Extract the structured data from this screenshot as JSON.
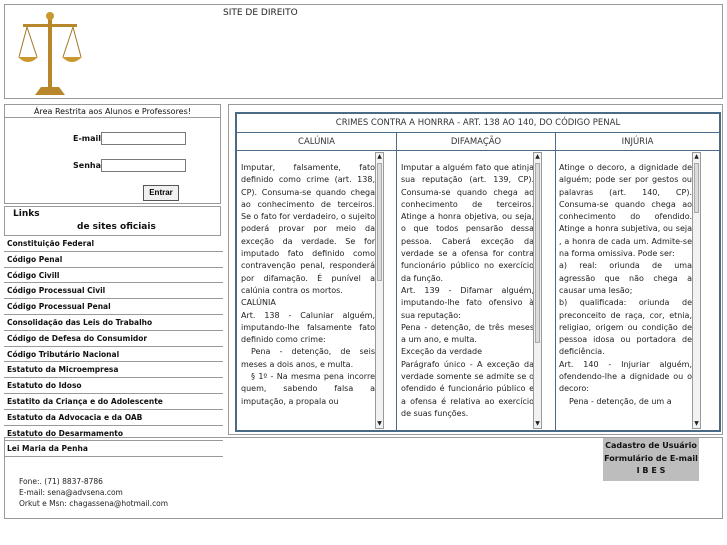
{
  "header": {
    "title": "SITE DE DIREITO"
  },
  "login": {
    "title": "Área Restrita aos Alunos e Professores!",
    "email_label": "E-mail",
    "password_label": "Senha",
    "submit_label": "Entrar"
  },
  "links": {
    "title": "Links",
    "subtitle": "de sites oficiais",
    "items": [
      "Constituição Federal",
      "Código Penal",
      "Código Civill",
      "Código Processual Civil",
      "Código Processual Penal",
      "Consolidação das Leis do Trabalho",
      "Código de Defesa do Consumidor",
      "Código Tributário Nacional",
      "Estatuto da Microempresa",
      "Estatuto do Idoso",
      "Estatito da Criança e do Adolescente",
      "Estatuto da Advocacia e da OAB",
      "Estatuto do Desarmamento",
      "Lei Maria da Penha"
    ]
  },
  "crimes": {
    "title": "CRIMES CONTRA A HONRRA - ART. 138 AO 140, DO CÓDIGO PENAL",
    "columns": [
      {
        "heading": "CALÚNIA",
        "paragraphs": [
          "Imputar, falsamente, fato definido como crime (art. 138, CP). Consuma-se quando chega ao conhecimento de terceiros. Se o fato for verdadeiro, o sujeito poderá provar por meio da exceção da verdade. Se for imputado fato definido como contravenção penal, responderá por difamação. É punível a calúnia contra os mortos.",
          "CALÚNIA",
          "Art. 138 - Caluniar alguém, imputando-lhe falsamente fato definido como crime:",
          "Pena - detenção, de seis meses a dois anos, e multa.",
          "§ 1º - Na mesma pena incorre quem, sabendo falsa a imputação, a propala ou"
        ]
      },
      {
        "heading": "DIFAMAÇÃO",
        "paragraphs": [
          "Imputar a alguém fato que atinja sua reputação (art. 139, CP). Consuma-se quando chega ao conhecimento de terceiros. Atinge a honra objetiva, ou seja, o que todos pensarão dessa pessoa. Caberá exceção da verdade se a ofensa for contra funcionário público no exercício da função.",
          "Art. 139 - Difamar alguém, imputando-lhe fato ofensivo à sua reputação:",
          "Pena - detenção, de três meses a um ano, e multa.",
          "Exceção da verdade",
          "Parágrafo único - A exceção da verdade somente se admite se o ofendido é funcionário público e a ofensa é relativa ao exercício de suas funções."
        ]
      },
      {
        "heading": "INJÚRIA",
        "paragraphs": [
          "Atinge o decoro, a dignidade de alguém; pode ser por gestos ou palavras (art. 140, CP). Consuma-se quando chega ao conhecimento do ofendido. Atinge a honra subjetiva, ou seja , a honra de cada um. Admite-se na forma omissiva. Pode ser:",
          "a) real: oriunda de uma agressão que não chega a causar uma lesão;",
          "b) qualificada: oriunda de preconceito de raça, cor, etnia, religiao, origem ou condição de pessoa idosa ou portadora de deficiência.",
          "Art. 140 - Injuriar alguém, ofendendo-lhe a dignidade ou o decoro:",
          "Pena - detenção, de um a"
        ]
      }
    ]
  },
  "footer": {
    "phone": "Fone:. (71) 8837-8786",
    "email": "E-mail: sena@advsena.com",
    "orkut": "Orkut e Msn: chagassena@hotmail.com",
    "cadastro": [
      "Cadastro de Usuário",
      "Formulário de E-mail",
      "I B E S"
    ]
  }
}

=== Aim ===
Identify every line where the string "Estatuto" appears.

=== Reply ===
      "Estatuto da Microempresa",
      "Estatuto do Idoso",
      "Estatuto da Advocacia e da OAB",
      "Estatuto do Desarmamento",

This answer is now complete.